--- start SUPPLIED INFORMATION ---
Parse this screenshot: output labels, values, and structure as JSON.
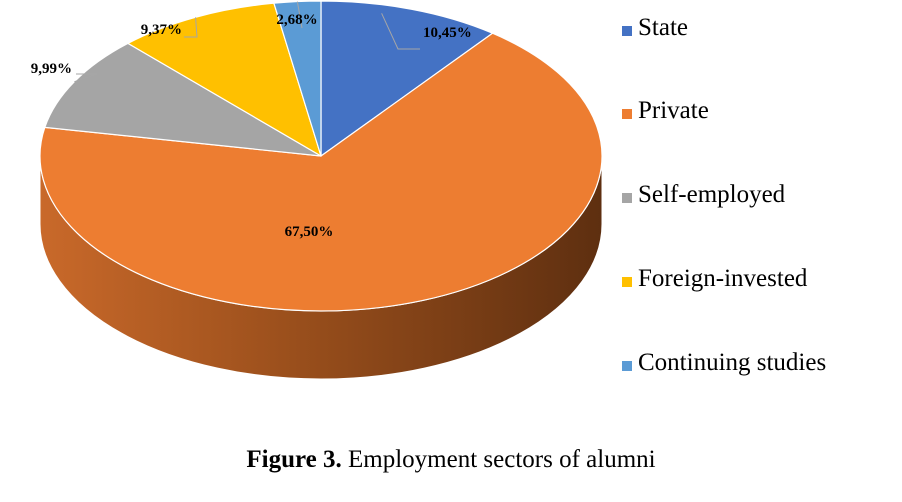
{
  "chart_data": {
    "type": "pie",
    "style": "3d",
    "categories": [
      "State",
      "Private",
      "Self-employed",
      "Foreign-invested",
      "Continuing studies"
    ],
    "values": [
      10.45,
      67.5,
      9.99,
      9.37,
      2.68
    ],
    "data_labels": [
      "10,45%",
      "67,50%",
      "9,99%",
      "9,37%",
      "2,68%"
    ],
    "colors": [
      "#4472C4",
      "#ED7D31",
      "#A5A5A5",
      "#FFC000",
      "#5B9BD5"
    ],
    "legend_position": "right"
  },
  "caption": {
    "prefix": "Figure 3.",
    "text": " Employment sectors of alumni"
  }
}
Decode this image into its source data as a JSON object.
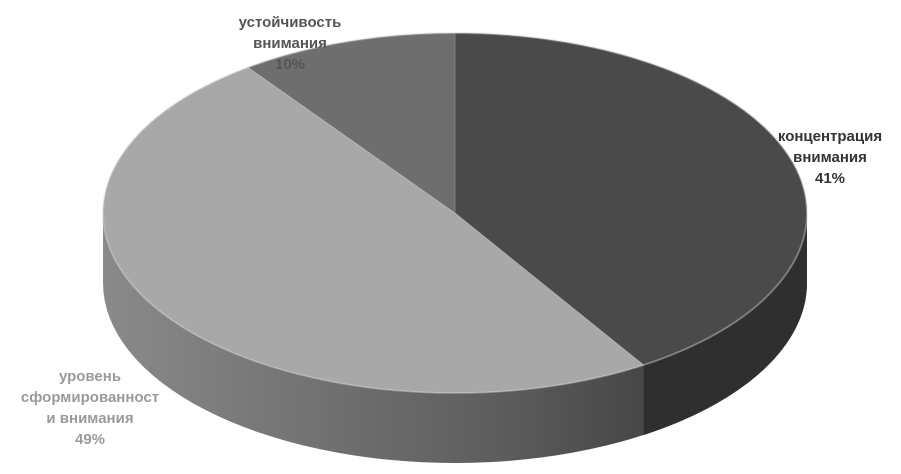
{
  "chart_data": {
    "type": "pie",
    "style": "3d",
    "title": "",
    "slices": [
      {
        "name_lines": [
          "концентрация",
          "внимания"
        ],
        "value": 41,
        "value_label": "41%",
        "color": "#4a4a4a",
        "label_color": "#333333"
      },
      {
        "name_lines": [
          "уровень",
          "сформированност",
          "и внимания"
        ],
        "value": 49,
        "value_label": "49%",
        "color": "#a8a8a8",
        "label_color": "#9a9a9a"
      },
      {
        "name_lines": [
          "устойчивость",
          "внимания"
        ],
        "value": 10,
        "value_label": "10%",
        "color": "#6e6e6e",
        "label_color": "#555555"
      }
    ]
  }
}
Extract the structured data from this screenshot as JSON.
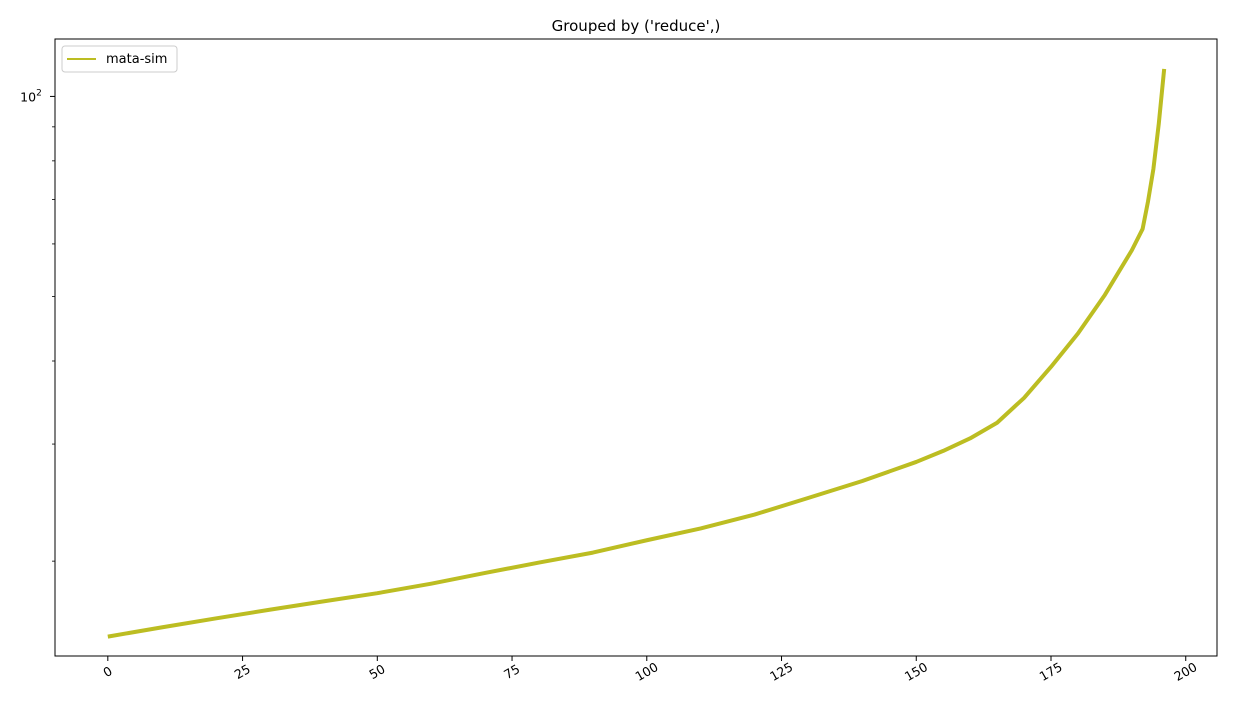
{
  "chart_data": {
    "type": "line",
    "title": "Grouped by ('reduce',)",
    "xlabel": "",
    "ylabel": "",
    "xlim": [
      -9.8,
      205.8
    ],
    "ylim": [
      14.4,
      122
    ],
    "yscale": "log",
    "x_ticks": [
      0,
      25,
      50,
      75,
      100,
      125,
      150,
      175,
      200
    ],
    "x_tick_labels": [
      "0",
      "25",
      "50",
      "75",
      "100",
      "125",
      "150",
      "175",
      "200"
    ],
    "x_tick_rotation": 30,
    "y_ticks": [
      100
    ],
    "y_tick_labels": {
      "base": "10",
      "exp": "2"
    },
    "grid": false,
    "legend": {
      "placement": "top-left",
      "entries": [
        "mata-sim"
      ]
    },
    "series": [
      {
        "name": "mata-sim",
        "color": "#bcbd22",
        "x": [
          0,
          10,
          20,
          30,
          40,
          50,
          60,
          70,
          80,
          90,
          100,
          110,
          120,
          130,
          140,
          150,
          155,
          160,
          165,
          170,
          175,
          180,
          185,
          190,
          192,
          193,
          194,
          195,
          196
        ],
        "y": [
          15.4,
          15.9,
          16.4,
          16.9,
          17.4,
          17.9,
          18.5,
          19.2,
          19.9,
          20.6,
          21.5,
          22.4,
          23.5,
          24.9,
          26.4,
          28.2,
          29.3,
          30.6,
          32.3,
          35.2,
          39.2,
          44.0,
          50.3,
          58.7,
          63.2,
          69.5,
          77.8,
          91.0,
          110.0
        ]
      }
    ]
  }
}
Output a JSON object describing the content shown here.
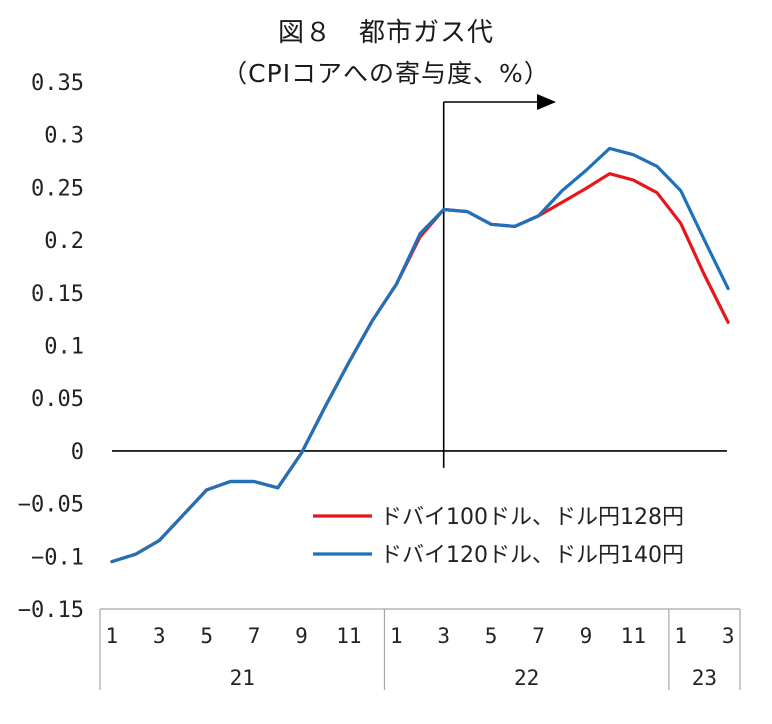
{
  "chart_data": {
    "type": "line",
    "title": "図８　都市ガス代",
    "subtitle": "（CPIコアへの寄与度、%）",
    "ylim": [
      -0.15,
      0.35
    ],
    "yticks": [
      "0.35",
      "0.3",
      "0.25",
      "0.2",
      "0.15",
      "0.1",
      "0.05",
      "0",
      "-0.05",
      "-0.1",
      "-0.15"
    ],
    "x": [
      "1",
      "2",
      "3",
      "4",
      "5",
      "6",
      "7",
      "8",
      "9",
      "10",
      "11",
      "12",
      "1",
      "2",
      "3",
      "4",
      "5",
      "6",
      "7",
      "8",
      "9",
      "10",
      "11",
      "12",
      "1",
      "2",
      "3"
    ],
    "xtick_labels": [
      "1",
      "",
      "3",
      "",
      "5",
      "",
      "7",
      "",
      "9",
      "",
      "11",
      "",
      "1",
      "",
      "3",
      "",
      "5",
      "",
      "7",
      "",
      "9",
      "",
      "11",
      "",
      "1",
      "",
      "3"
    ],
    "groups": [
      {
        "label": "21",
        "count": 12
      },
      {
        "label": "22",
        "count": 12
      },
      {
        "label": "23",
        "count": 3
      }
    ],
    "forecast_marker": {
      "x_index": 14
    },
    "series": [
      {
        "name": "ドバイ100ドル、ドル円128円",
        "color": "#e8161b",
        "values": [
          -0.105,
          -0.098,
          -0.085,
          -0.061,
          -0.037,
          -0.029,
          -0.029,
          -0.035,
          -0.002,
          0.042,
          0.084,
          0.124,
          0.158,
          0.203,
          0.229,
          0.227,
          0.215,
          0.213,
          0.223,
          0.236,
          0.249,
          0.263,
          0.257,
          0.245,
          0.216,
          0.167,
          0.122
        ]
      },
      {
        "name": "ドバイ120ドル、ドル円140円",
        "color": "#1f72b8",
        "values": [
          -0.105,
          -0.098,
          -0.085,
          -0.061,
          -0.037,
          -0.029,
          -0.029,
          -0.035,
          -0.002,
          0.042,
          0.084,
          0.124,
          0.158,
          0.206,
          0.229,
          0.227,
          0.215,
          0.213,
          0.223,
          0.247,
          0.266,
          0.287,
          0.281,
          0.27,
          0.247,
          0.2,
          0.154
        ]
      }
    ],
    "legend": {
      "position": "lower-right"
    },
    "grid": false
  }
}
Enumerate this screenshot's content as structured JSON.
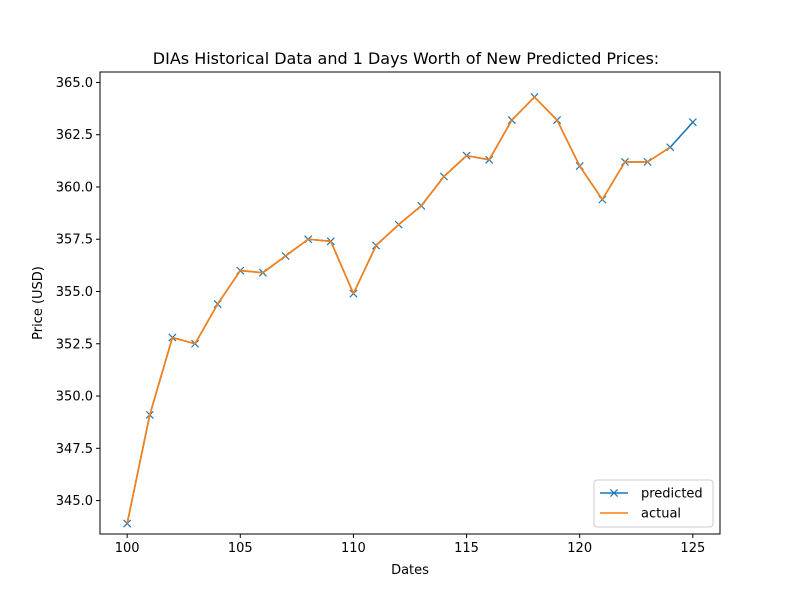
--- end SUPPLIED INFORMATION ---
§ TASK DETAILS
Without the pictures, transcribe the listing above exactly.

§ CORRECT ANSWER
Parse this screenshot: output labels, values, and structure as JSON.
{
  "chart_data": {
    "type": "pie",
    "style": "3d",
    "categories": [
      "State",
      "Private",
      "Self-employed",
      "Foreign-invested",
      "Continuing studies"
    ],
    "values": [
      10.45,
      67.5,
      9.99,
      9.37,
      2.68
    ],
    "data_labels": [
      "10,45%",
      "67,50%",
      "9,99%",
      "9,37%",
      "2,68%"
    ],
    "colors": [
      "#4472C4",
      "#ED7D31",
      "#A5A5A5",
      "#FFC000",
      "#5B9BD5"
    ],
    "legend_position": "right"
  },
  "caption": {
    "prefix": "Figure 3.",
    "text": " Employment sectors of alumni"
  }
}
Decode this image into its source data as a JSON object.
{
  "chart_data": {
    "type": "pie",
    "style": "3d",
    "title": "",
    "slices": [
      {
        "name_lines": [
          "концентрация",
          "внимания"
        ],
        "value": 41,
        "value_label": "41%",
        "color": "#4a4a4a",
        "label_color": "#333333"
      },
      {
        "name_lines": [
          "уровень",
          "сформированност",
          "и внимания"
        ],
        "value": 49,
        "value_label": "49%",
        "color": "#a8a8a8",
        "label_color": "#9a9a9a"
      },
      {
        "name_lines": [
          "устойчивость",
          "внимания"
        ],
        "value": 10,
        "value_label": "10%",
        "color": "#6e6e6e",
        "label_color": "#555555"
      }
    ]
  }
}
Extract the structured data from this screenshot as JSON.
{
  "chart_data": {
    "type": "line",
    "title": "Grouped by ('reduce',)",
    "xlabel": "",
    "ylabel": "",
    "xlim": [
      -9.8,
      205.8
    ],
    "ylim": [
      14.4,
      122
    ],
    "yscale": "log",
    "x_ticks": [
      0,
      25,
      50,
      75,
      100,
      125,
      150,
      175,
      200
    ],
    "x_tick_labels": [
      "0",
      "25",
      "50",
      "75",
      "100",
      "125",
      "150",
      "175",
      "200"
    ],
    "x_tick_rotation": 30,
    "y_ticks": [
      100
    ],
    "y_tick_labels": {
      "base": "10",
      "exp": "2"
    },
    "grid": false,
    "legend": {
      "placement": "top-left",
      "entries": [
        "mata-sim"
      ]
    },
    "series": [
      {
        "name": "mata-sim",
        "color": "#bcbd22",
        "x": [
          0,
          10,
          20,
          30,
          40,
          50,
          60,
          70,
          80,
          90,
          100,
          110,
          120,
          130,
          140,
          150,
          155,
          160,
          165,
          170,
          175,
          180,
          185,
          190,
          192,
          193,
          194,
          195,
          196
        ],
        "y": [
          15.4,
          15.9,
          16.4,
          16.9,
          17.4,
          17.9,
          18.5,
          19.2,
          19.9,
          20.6,
          21.5,
          22.4,
          23.5,
          24.9,
          26.4,
          28.2,
          29.3,
          30.6,
          32.3,
          35.2,
          39.2,
          44.0,
          50.3,
          58.7,
          63.2,
          69.5,
          77.8,
          91.0,
          110.0
        ]
      }
    ]
  }
}
Output a JSON object describing the content shown here.
{
  "chart_data": {
    "type": "line",
    "title": "図８　都市ガス代",
    "subtitle": "（CPIコアへの寄与度、%）",
    "ylim": [
      -0.15,
      0.35
    ],
    "yticks": [
      "0.35",
      "0.3",
      "0.25",
      "0.2",
      "0.15",
      "0.1",
      "0.05",
      "0",
      "-0.05",
      "-0.1",
      "-0.15"
    ],
    "x": [
      "1",
      "2",
      "3",
      "4",
      "5",
      "6",
      "7",
      "8",
      "9",
      "10",
      "11",
      "12",
      "1",
      "2",
      "3",
      "4",
      "5",
      "6",
      "7",
      "8",
      "9",
      "10",
      "11",
      "12",
      "1",
      "2",
      "3"
    ],
    "xtick_labels": [
      "1",
      "",
      "3",
      "",
      "5",
      "",
      "7",
      "",
      "9",
      "",
      "11",
      "",
      "1",
      "",
      "3",
      "",
      "5",
      "",
      "7",
      "",
      "9",
      "",
      "11",
      "",
      "1",
      "",
      "3"
    ],
    "groups": [
      {
        "label": "21",
        "count": 12
      },
      {
        "label": "22",
        "count": 12
      },
      {
        "label": "23",
        "count": 3
      }
    ],
    "forecast_marker": {
      "x_index": 14
    },
    "series": [
      {
        "name": "ドバイ100ドル、ドル円128円",
        "color": "#e8161b",
        "values": [
          -0.105,
          -0.098,
          -0.085,
          -0.061,
          -0.037,
          -0.029,
          -0.029,
          -0.035,
          -0.002,
          0.042,
          0.084,
          0.124,
          0.158,
          0.203,
          0.229,
          0.227,
          0.215,
          0.213,
          0.223,
          0.236,
          0.249,
          0.263,
          0.257,
          0.245,
          0.216,
          0.167,
          0.122
        ]
      },
      {
        "name": "ドバイ120ドル、ドル円140円",
        "color": "#1f72b8",
        "values": [
          -0.105,
          -0.098,
          -0.085,
          -0.061,
          -0.037,
          -0.029,
          -0.029,
          -0.035,
          -0.002,
          0.042,
          0.084,
          0.124,
          0.158,
          0.206,
          0.229,
          0.227,
          0.215,
          0.213,
          0.223,
          0.247,
          0.266,
          0.287,
          0.281,
          0.27,
          0.247,
          0.2,
          0.154
        ]
      }
    ],
    "legend": {
      "position": "lower-right"
    },
    "grid": false
  }
}
Enumerate this screenshot's content as structured JSON.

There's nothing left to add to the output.